» RECORDS PROVIDED
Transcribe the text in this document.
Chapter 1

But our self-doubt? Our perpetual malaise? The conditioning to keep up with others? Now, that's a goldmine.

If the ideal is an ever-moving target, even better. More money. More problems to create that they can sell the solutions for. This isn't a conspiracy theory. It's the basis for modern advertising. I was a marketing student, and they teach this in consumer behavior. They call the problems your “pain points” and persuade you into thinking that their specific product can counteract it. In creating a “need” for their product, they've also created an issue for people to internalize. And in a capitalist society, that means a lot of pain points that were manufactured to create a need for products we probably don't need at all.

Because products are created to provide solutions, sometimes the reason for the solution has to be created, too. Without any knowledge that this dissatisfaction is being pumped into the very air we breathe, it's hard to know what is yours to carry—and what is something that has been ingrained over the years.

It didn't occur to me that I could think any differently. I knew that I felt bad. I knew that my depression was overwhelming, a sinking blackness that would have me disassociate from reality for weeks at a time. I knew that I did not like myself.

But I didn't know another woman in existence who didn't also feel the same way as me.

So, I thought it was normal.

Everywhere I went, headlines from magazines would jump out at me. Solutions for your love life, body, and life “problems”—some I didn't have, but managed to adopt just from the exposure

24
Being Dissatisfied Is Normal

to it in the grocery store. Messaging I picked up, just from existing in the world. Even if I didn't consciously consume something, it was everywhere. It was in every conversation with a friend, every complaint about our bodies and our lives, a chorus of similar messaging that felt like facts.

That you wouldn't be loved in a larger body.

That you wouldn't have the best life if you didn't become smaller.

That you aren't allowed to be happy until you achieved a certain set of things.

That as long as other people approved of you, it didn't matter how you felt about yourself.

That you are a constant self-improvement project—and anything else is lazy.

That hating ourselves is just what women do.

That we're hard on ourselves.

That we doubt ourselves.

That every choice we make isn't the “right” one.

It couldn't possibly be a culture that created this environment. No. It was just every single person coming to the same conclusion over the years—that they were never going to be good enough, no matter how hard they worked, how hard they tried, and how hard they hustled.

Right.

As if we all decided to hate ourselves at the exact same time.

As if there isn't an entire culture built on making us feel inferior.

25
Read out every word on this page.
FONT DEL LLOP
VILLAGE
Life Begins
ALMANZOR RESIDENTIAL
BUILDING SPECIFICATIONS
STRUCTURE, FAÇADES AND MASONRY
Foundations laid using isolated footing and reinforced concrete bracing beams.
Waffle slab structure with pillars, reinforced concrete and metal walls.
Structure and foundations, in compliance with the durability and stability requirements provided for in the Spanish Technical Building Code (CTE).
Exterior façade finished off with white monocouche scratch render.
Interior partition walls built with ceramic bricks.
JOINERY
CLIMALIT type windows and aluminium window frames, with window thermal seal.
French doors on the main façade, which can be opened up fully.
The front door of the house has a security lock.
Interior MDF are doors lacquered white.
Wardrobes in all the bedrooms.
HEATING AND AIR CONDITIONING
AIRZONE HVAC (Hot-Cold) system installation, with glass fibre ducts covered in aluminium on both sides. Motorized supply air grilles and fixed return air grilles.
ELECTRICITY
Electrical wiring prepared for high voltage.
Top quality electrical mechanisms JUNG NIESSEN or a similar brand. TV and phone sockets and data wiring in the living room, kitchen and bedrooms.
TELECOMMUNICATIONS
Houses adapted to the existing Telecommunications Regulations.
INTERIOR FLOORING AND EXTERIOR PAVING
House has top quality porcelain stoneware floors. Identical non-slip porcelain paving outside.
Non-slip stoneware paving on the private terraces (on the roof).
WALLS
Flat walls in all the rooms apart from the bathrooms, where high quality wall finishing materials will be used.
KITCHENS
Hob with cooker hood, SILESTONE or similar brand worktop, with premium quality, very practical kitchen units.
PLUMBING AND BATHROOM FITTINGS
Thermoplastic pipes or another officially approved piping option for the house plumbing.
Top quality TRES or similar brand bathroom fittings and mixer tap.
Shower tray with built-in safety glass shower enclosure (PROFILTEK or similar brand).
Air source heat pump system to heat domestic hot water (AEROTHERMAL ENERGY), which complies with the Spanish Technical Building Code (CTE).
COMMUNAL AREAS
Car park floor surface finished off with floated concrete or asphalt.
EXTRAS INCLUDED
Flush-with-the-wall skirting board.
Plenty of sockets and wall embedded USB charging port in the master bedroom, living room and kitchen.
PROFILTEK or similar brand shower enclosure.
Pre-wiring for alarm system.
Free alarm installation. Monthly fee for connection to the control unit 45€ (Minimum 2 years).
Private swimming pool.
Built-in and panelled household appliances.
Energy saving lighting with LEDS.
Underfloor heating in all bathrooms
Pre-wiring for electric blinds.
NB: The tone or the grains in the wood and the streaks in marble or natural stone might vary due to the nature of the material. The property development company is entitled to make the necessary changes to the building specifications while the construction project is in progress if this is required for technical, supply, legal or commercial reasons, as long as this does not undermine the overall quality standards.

» TASK DETAILS
Recopy the entries above exactly, with every line included.

» RESULT OF THIS TASK
Transcribe the text in this document.
Chapter 1

But our self-doubt? Our perpetual malaise? The conditioning to keep up with others? Now, that's a goldmine.

If the ideal is an ever-moving target, even better. More money. More problems to create that they can sell the solutions for. This isn't a conspiracy theory. It's the basis for modern advertising. I was a marketing student, and they teach this in consumer behavior. They call the problems your “pain points” and persuade you into thinking that their specific product can counteract it. In creating a “need” for their product, they've also created an issue for people to internalize. And in a capitalist society, that means a lot of pain points that were manufactured to create a need for products we probably don't need at all.

Because products are created to provide solutions, sometimes the reason for the solution has to be created, too. Without any knowledge that this dissatisfaction is being pumped into the very air we breathe, it's hard to know what is yours to carry—and what is something that has been ingrained over the years.

It didn't occur to me that I could think any differently. I knew that I felt bad. I knew that my depression was overwhelming, a sinking blackness that would have me disassociate from reality for weeks at a time. I knew that I did not like myself.

But I didn't know another woman in existence who didn't also feel the same way as me.

So, I thought it was normal.

Everywhere I went, headlines from magazines would jump out at me. Solutions for your love life, body, and life “problems”—some I didn't have, but managed to adopt just from the exposure

24
Being Dissatisfied Is Normal

to it in the grocery store. Messaging I picked up, just from existing in the world. Even if I didn't consciously consume something, it was everywhere. It was in every conversation with a friend, every complaint about our bodies and our lives, a chorus of similar messaging that felt like facts.

That you wouldn't be loved in a larger body.

That you wouldn't have the best life if you didn't become smaller.

That you aren't allowed to be happy until you achieved a certain set of things.

That as long as other people approved of you, it didn't matter how you felt about yourself.

That you are a constant self-improvement project—and anything else is lazy.

That hating ourselves is just what women do.

That we're hard on ourselves.

That we doubt ourselves.

That every choice we make isn't the “right” one.

It couldn't possibly be a culture that created this environment. No. It was just every single person coming to the same conclusion over the years—that they were never going to be good enough, no matter how hard they worked, how hard they tried, and how hard they hustled.

Right.

As if we all decided to hate ourselves at the exact same time.

As if there isn't an entire culture built on making us feel inferior.

25
Read out every word on this page.
FONT DEL LLOP
VILLAGE
Life Begins
ALMANZOR RESIDENTIAL
BUILDING SPECIFICATIONS
STRUCTURE, FAÇADES AND MASONRY
Foundations laid using isolated footing and reinforced concrete bracing beams.
Waffle slab structure with pillars, reinforced concrete and metal walls.
Structure and foundations, in compliance with the durability and stability requirements provided for in the Spanish Technical Building Code (CTE).
Exterior façade finished off with white monocouche scratch render.
Interior partition walls built with ceramic bricks.
JOINERY
CLIMALIT type windows and aluminium window frames, with window thermal seal.
French doors on the main façade, which can be opened up fully.
The front door of the house has a security lock.
Interior MDF are doors lacquered white.
Wardrobes in all the bedrooms.
HEATING AND AIR CONDITIONING
AIRZONE HVAC (Hot-Cold) system installation, with glass fibre ducts covered in aluminium on both sides. Motorized supply air grilles and fixed return air grilles.
ELECTRICITY
Electrical wiring prepared for high voltage.
Top quality electrical mechanisms JUNG NIESSEN or a similar brand. TV and phone sockets and data wiring in the living room, kitchen and bedrooms.
TELECOMMUNICATIONS
Houses adapted to the existing Telecommunications Regulations.
INTERIOR FLOORING AND EXTERIOR PAVING
House has top quality porcelain stoneware floors. Identical non-slip porcelain paving outside.
Non-slip stoneware paving on the private terraces (on the roof).
WALLS
Flat walls in all the rooms apart from the bathrooms, where high quality wall finishing materials will be used.
KITCHENS
Hob with cooker hood, SILESTONE or similar brand worktop, with premium quality, very practical kitchen units.
PLUMBING AND BATHROOM FITTINGS
Thermoplastic pipes or another officially approved piping option for the house plumbing.
Top quality TRES or similar brand bathroom fittings and mixer tap.
Shower tray with built-in safety glass shower enclosure (PROFILTEK or similar brand).
Air source heat pump system to heat domestic hot water (AEROTHERMAL ENERGY), which complies with the Spanish Technical Building Code (CTE).
COMMUNAL AREAS
Car park floor surface finished off with floated concrete or asphalt.
EXTRAS INCLUDED
Flush-with-the-wall skirting board.
Plenty of sockets and wall embedded USB charging port in the master bedroom, living room and kitchen.
PROFILTEK or similar brand shower enclosure.
Pre-wiring for alarm system.
Free alarm installation. Monthly fee for connection to the control unit 45€ (Minimum 2 years).
Private swimming pool.
Built-in and panelled household appliances.
Energy saving lighting with LEDS.
Underfloor heating in all bathrooms
Pre-wiring for electric blinds.
NB: The tone or the grains in the wood and the streaks in marble or natural stone might vary due to the nature of the material. The property development company is entitled to make the necessary changes to the building specifications while the construction project is in progress if this is required for technical, supply, legal or commercial reasons, as long as this does not undermine the overall quality standards.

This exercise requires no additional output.